→ **Exercise**
Reproduce, without any alteration, the lines of the first item from the line with "144, 458, 163]" to the line with "413, 548, 427]", both included.

→ **Entries**
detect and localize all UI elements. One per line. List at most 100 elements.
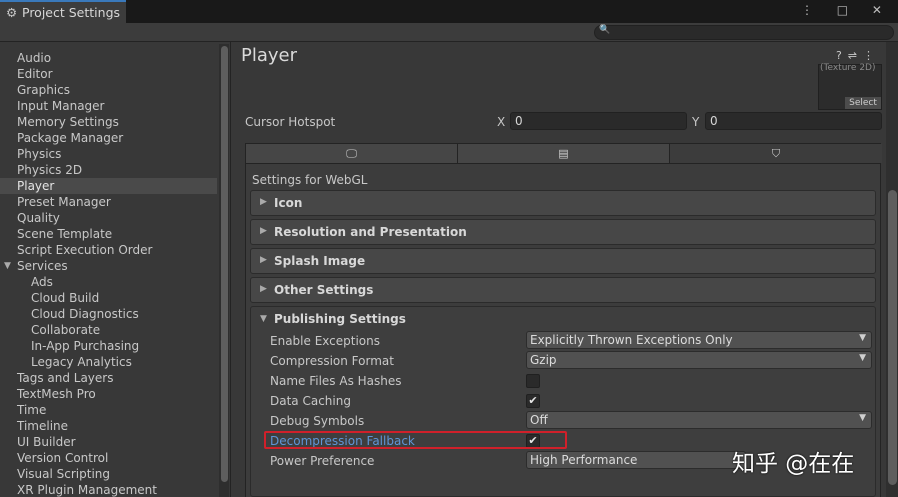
tab-standalone[interactable]: 🖵	[246, 144, 458, 163]
chevron-down-icon: ▼	[859, 353, 866, 363]
sidebar-item[interactable]: Preset Manager	[0, 194, 217, 210]
project-settings-tab[interactable]: ⚙ Project Settings	[0, 0, 126, 23]
section-label: Icon	[274, 196, 303, 210]
android-icon: ▤	[558, 147, 569, 160]
watermark: 知乎 @在在	[732, 451, 855, 477]
dropdown-value: Off	[530, 413, 548, 427]
name-files-as-hashes-checkbox[interactable]	[526, 374, 540, 388]
expand-arrow-icon: ▶	[260, 197, 267, 207]
hotspot-x-field[interactable]: 0	[510, 112, 687, 130]
page-title: Player	[241, 45, 298, 66]
tab-webgl[interactable]: ⛉	[670, 144, 882, 163]
sidebar-item[interactable]: Timeline	[0, 418, 217, 434]
sidebar-item-label: Physics	[17, 147, 62, 161]
more-icon[interactable]: ⋮	[863, 49, 880, 62]
sidebar-item-label: Memory Settings	[17, 115, 119, 129]
sidebar-item[interactable]: Script Execution Order	[0, 242, 217, 258]
data-caching-checkbox[interactable]: ✔	[526, 394, 540, 408]
sidebar-item[interactable]: Player	[0, 178, 217, 194]
data-caching-label: Data Caching	[270, 394, 351, 408]
help-icon[interactable]: ?	[836, 49, 848, 62]
sidebar-item[interactable]: Ads	[0, 274, 217, 290]
name-files-as-hashes-label: Name Files As Hashes	[270, 374, 402, 388]
sidebar-item[interactable]: Quality	[0, 210, 217, 226]
sidebar-item[interactable]: Physics	[0, 146, 217, 162]
expand-arrow-icon: ▶	[260, 284, 267, 294]
texture-select-button[interactable]: Select	[845, 97, 881, 109]
sidebar-item-label: Preset Manager	[17, 195, 111, 209]
expand-arrow-icon[interactable]: ▼	[4, 258, 11, 274]
sidebar-item-label: Legacy Analytics	[31, 355, 132, 369]
presets-icon[interactable]: ⇌	[848, 49, 863, 62]
sidebar-item-label: Visual Scripting	[17, 467, 110, 481]
sidebar-scrollbar-thumb[interactable]	[221, 46, 228, 482]
header-icons[interactable]: ?⇌⋮	[836, 49, 880, 62]
hotspot-y-field[interactable]: 0	[705, 112, 882, 130]
sidebar-item-label: XR Plugin Management	[17, 483, 157, 497]
search-icon: 🔍	[599, 25, 611, 35]
sidebar-item[interactable]: Scene Template	[0, 226, 217, 242]
dropdown-value: Explicitly Thrown Exceptions Only	[530, 333, 733, 347]
sidebar-item[interactable]: Legacy Analytics	[0, 354, 217, 370]
sidebar: XR Plugin Management Visual Scripting Vers…	[0, 42, 231, 497]
sidebar-item[interactable]: In-App Purchasing	[0, 338, 217, 354]
platform-tabs: 🖵 ▤ ⛉	[245, 143, 882, 164]
section-icon[interactable]: ▶ Icon	[250, 190, 876, 216]
sidebar-item-label: Scene Template	[17, 227, 113, 241]
sidebar-item-label: TextMesh Pro	[17, 387, 96, 401]
compression-format-dropdown[interactable]: Gzip ▼	[526, 351, 872, 369]
sidebar-item-label: Package Manager	[17, 131, 124, 145]
sidebar-item-label: Tags and Layers	[17, 371, 114, 385]
publishing-settings-title: Publishing Settings	[274, 312, 406, 326]
sidebar-item[interactable]: Physics 2D	[0, 162, 217, 178]
sidebar-item-label: Input Manager	[17, 99, 105, 113]
tab-title: Project Settings	[22, 5, 121, 20]
section-resolution[interactable]: ▶ Resolution and Presentation	[250, 219, 876, 245]
sidebar-item-label: Quality	[17, 211, 60, 225]
window-controls[interactable]: ⋮ □ ✕	[801, 3, 892, 17]
sidebar-item[interactable]: Input Manager	[0, 98, 217, 114]
html5-icon: ⛉	[771, 147, 781, 160]
sidebar-item[interactable]: Audio	[0, 50, 217, 66]
sidebar-item-label: Cloud Diagnostics	[31, 307, 139, 321]
sidebar-item[interactable]: Visual Scripting	[0, 466, 217, 482]
sidebar-item[interactable]: Editor	[0, 66, 217, 82]
sidebar-item[interactable]: Cloud Diagnostics	[0, 306, 217, 322]
window-titlebar: ⚙ Project Settings ⋮ □ ✕	[0, 0, 898, 23]
sidebar-item[interactable]: Graphics	[0, 82, 217, 98]
sidebar-item-label: Ads	[31, 275, 53, 289]
sidebar-item-label: Timeline	[17, 419, 69, 433]
enable-exceptions-dropdown[interactable]: Explicitly Thrown Exceptions Only ▼	[526, 331, 872, 349]
inspector-scrollbar-thumb[interactable]	[888, 190, 897, 485]
sidebar-item[interactable]: Cloud Build	[0, 290, 217, 306]
sidebar-item[interactable]: Collaborate	[0, 322, 217, 338]
sidebar-item[interactable]: ▼ Services	[0, 258, 217, 274]
sidebar-item[interactable]: Memory Settings	[0, 114, 217, 130]
debug-symbols-dropdown[interactable]: Off ▼	[526, 411, 872, 429]
highlight-box	[264, 431, 567, 449]
tab-android[interactable]: ▤	[458, 144, 670, 163]
search-input[interactable]: 🔍	[594, 25, 894, 40]
collapse-arrow-icon[interactable]: ▼	[260, 314, 267, 324]
sidebar-item-label: Services	[17, 259, 68, 273]
sidebar-item-label: Time	[17, 403, 47, 417]
chevron-down-icon: ▼	[859, 413, 866, 423]
sidebar-item-label: Cloud Build	[31, 291, 100, 305]
sidebar-item[interactable]: Package Manager	[0, 130, 217, 146]
sidebar-item[interactable]: XR Plugin Management	[0, 482, 217, 497]
settings-for-label: Settings for WebGL	[252, 173, 368, 187]
sidebar-item[interactable]: Time	[0, 402, 217, 418]
sidebar-item-label: Physics 2D	[17, 163, 83, 177]
section-label: Splash Image	[274, 254, 366, 268]
sidebar-item-label: Version Control	[17, 451, 109, 465]
sidebar-item[interactable]: Version Control	[0, 450, 217, 466]
power-preference-dropdown[interactable]: High Performance	[526, 451, 746, 469]
sidebar-item[interactable]: Tags and Layers	[0, 370, 217, 386]
sidebar-item[interactable]: TextMesh Pro	[0, 386, 217, 402]
cursor-texture-field[interactable]: (Texture 2D) Select	[818, 63, 882, 110]
section-splash-image[interactable]: ▶ Splash Image	[250, 248, 876, 274]
section-other-settings[interactable]: ▶ Other Settings	[250, 277, 876, 303]
power-preference-label: Power Preference	[270, 454, 375, 468]
sidebar-item-label: UI Builder	[17, 435, 76, 449]
sidebar-item[interactable]: UI Builder	[0, 434, 217, 450]
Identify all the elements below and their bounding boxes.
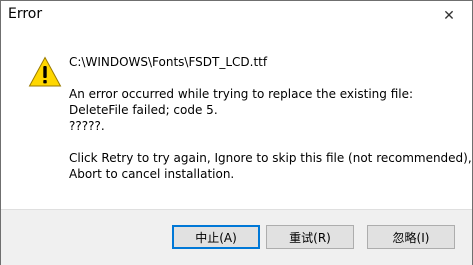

→ **The output**
tab-standalone[interactable]: 🖵	[246, 144, 458, 163]
chevron-down-icon: ▼	[859, 353, 866, 363]
sidebar-item[interactable]: Preset Manager	[0, 194, 217, 210]
project-settings-tab[interactable]: ⚙ Project Settings	[0, 0, 126, 23]
section-label: Icon	[274, 196, 303, 210]
android-icon: ▤	[558, 147, 569, 160]
watermark: 知乎 @在在	[732, 451, 855, 477]
dropdown-value: Off	[530, 413, 548, 427]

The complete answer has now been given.